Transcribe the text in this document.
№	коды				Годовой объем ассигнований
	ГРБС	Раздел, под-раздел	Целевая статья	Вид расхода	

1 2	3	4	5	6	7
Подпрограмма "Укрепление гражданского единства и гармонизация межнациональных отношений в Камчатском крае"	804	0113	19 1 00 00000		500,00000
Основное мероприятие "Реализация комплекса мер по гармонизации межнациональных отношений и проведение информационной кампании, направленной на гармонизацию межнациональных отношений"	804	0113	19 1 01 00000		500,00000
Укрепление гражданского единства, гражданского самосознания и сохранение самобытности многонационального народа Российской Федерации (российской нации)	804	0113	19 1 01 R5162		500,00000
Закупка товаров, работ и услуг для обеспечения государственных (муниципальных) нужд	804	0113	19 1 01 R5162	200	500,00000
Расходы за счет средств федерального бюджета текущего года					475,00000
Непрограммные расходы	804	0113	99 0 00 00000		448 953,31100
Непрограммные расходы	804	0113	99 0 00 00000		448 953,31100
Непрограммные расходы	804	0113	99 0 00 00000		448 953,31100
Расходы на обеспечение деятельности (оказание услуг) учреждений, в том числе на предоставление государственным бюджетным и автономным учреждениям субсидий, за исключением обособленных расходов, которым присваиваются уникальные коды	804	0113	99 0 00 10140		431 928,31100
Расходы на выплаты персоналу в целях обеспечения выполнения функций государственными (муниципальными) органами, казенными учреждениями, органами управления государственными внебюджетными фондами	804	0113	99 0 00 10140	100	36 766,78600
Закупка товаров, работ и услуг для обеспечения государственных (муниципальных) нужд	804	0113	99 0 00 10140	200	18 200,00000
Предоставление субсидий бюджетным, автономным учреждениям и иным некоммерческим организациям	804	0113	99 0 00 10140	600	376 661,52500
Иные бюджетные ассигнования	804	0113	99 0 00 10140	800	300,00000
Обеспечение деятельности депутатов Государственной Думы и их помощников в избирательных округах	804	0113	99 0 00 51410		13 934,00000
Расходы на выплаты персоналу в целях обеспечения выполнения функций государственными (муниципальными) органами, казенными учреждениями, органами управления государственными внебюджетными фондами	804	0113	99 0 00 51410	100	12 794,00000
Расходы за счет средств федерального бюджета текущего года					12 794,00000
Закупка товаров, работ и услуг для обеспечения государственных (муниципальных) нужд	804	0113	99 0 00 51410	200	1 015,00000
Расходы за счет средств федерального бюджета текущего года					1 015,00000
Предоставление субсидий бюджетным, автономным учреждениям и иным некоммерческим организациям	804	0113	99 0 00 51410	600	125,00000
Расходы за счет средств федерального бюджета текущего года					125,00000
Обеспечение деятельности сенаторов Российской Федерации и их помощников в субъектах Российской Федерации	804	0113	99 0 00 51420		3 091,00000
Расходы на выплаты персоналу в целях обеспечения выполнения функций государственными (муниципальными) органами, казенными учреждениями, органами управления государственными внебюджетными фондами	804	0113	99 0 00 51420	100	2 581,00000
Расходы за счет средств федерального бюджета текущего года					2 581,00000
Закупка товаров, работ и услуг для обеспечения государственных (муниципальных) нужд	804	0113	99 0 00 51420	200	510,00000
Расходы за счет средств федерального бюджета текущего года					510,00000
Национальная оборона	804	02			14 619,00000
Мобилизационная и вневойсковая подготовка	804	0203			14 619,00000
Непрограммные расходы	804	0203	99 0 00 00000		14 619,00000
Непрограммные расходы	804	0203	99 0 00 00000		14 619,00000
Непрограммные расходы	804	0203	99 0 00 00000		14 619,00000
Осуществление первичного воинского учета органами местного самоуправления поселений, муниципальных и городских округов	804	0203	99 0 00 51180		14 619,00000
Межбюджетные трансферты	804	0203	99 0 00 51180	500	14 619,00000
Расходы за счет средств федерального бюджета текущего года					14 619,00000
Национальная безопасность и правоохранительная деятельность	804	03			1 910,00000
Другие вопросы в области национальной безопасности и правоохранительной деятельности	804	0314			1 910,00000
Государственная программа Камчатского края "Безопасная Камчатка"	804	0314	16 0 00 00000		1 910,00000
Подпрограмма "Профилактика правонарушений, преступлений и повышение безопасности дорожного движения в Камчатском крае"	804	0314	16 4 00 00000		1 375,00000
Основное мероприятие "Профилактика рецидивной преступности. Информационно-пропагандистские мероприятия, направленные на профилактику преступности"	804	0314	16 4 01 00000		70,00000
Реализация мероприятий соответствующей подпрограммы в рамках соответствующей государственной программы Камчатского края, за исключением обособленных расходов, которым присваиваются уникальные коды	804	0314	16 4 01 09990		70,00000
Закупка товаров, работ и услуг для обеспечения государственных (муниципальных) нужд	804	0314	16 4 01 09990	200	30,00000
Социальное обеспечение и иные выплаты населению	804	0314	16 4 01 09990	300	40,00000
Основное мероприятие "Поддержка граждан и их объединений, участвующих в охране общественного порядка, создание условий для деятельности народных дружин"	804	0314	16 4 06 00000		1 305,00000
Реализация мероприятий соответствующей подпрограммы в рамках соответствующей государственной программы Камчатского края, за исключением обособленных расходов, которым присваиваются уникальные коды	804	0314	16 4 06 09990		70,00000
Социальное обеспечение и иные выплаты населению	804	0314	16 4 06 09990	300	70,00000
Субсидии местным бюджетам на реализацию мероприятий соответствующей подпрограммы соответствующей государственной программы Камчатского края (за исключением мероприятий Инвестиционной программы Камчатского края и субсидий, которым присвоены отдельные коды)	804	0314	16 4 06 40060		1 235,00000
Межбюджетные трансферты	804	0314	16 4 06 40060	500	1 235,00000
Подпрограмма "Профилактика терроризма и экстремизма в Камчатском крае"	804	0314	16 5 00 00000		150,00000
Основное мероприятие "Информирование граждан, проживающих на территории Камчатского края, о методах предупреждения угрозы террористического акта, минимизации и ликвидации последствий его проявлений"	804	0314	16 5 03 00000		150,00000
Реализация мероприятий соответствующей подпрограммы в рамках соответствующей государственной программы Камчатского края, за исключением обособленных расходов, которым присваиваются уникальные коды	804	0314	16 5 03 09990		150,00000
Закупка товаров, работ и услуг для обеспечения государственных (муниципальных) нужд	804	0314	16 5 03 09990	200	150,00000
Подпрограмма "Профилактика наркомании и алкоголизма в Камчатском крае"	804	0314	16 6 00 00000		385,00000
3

THE REQUEST:
Pick out the lines that have the word "крае". Copy them all.

SOLUTION FOR THIS EXERCISE:
Подпрограмма "Укрепление гражданского единства и гармонизация межнациональных отношений в Камчатском крае"	804	0113	19 1 00 00000		500,00000
Подпрограмма "Профилактика правонарушений, преступлений и повышение безопасности дорожного движения в Камчатском крае"	804	0314	16 4 00 00000		1 375,00000
Подпрограмма "Профилактика терроризма и экстремизма в Камчатском крае"	804	0314	16 5 00 00000		150,00000
Подпрограмма "Профилактика наркомании и алкоголизма в Камчатском крае"	804	0314	16 6 00 00000		385,00000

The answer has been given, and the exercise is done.